Given task:
Go through the records below line by line. Count the lines with "звукоизоляции" and give the count alone.
------------------------------------------------------------------------
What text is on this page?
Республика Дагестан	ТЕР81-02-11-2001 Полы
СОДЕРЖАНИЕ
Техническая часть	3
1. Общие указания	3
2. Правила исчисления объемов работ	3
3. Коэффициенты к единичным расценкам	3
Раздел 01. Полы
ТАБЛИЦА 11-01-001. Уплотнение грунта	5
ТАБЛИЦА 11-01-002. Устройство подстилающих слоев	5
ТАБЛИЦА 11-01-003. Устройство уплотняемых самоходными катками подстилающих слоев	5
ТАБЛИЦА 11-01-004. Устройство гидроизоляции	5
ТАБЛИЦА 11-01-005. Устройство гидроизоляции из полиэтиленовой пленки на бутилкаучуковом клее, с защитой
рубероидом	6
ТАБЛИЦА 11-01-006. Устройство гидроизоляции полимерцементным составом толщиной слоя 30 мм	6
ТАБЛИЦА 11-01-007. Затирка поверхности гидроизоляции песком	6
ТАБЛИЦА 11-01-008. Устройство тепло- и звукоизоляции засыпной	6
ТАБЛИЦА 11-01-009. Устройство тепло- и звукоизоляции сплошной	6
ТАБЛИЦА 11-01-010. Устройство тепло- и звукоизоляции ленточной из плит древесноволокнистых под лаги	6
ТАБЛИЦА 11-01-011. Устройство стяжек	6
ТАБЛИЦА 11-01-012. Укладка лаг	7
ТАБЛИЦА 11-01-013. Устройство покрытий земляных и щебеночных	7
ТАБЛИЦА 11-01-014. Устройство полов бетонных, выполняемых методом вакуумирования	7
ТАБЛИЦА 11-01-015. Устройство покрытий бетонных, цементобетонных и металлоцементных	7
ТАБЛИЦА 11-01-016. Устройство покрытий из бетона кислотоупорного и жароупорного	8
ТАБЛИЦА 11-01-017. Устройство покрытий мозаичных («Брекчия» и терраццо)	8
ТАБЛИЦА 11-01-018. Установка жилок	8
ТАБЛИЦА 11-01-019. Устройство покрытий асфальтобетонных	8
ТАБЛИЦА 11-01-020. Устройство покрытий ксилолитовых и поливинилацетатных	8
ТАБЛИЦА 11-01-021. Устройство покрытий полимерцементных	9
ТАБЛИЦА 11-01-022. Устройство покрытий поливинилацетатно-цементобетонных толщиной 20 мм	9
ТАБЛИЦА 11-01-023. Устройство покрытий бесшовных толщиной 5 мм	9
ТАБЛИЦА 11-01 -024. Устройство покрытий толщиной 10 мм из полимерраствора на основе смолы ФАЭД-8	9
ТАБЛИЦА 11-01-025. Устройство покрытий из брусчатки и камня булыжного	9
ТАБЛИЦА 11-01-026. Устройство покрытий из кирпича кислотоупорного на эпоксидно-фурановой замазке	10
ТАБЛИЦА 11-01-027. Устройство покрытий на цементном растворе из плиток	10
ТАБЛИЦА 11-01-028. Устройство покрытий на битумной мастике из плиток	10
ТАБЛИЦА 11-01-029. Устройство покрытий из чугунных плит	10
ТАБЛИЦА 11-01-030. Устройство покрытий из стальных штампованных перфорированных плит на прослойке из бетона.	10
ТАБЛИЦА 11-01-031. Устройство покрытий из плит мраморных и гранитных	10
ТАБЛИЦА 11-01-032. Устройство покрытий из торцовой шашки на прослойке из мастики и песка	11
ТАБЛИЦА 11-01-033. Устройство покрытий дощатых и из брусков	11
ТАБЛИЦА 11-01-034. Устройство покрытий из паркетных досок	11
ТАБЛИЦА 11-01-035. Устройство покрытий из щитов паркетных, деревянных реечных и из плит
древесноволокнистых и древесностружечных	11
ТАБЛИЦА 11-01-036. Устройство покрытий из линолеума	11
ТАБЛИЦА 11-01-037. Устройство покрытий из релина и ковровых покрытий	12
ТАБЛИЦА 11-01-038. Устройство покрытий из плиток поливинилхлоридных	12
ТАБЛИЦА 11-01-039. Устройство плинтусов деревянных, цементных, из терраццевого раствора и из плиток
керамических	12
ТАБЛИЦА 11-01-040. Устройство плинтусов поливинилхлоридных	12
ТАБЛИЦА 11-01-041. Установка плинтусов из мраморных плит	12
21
------------------------------------------------------------------------
Full answer:
3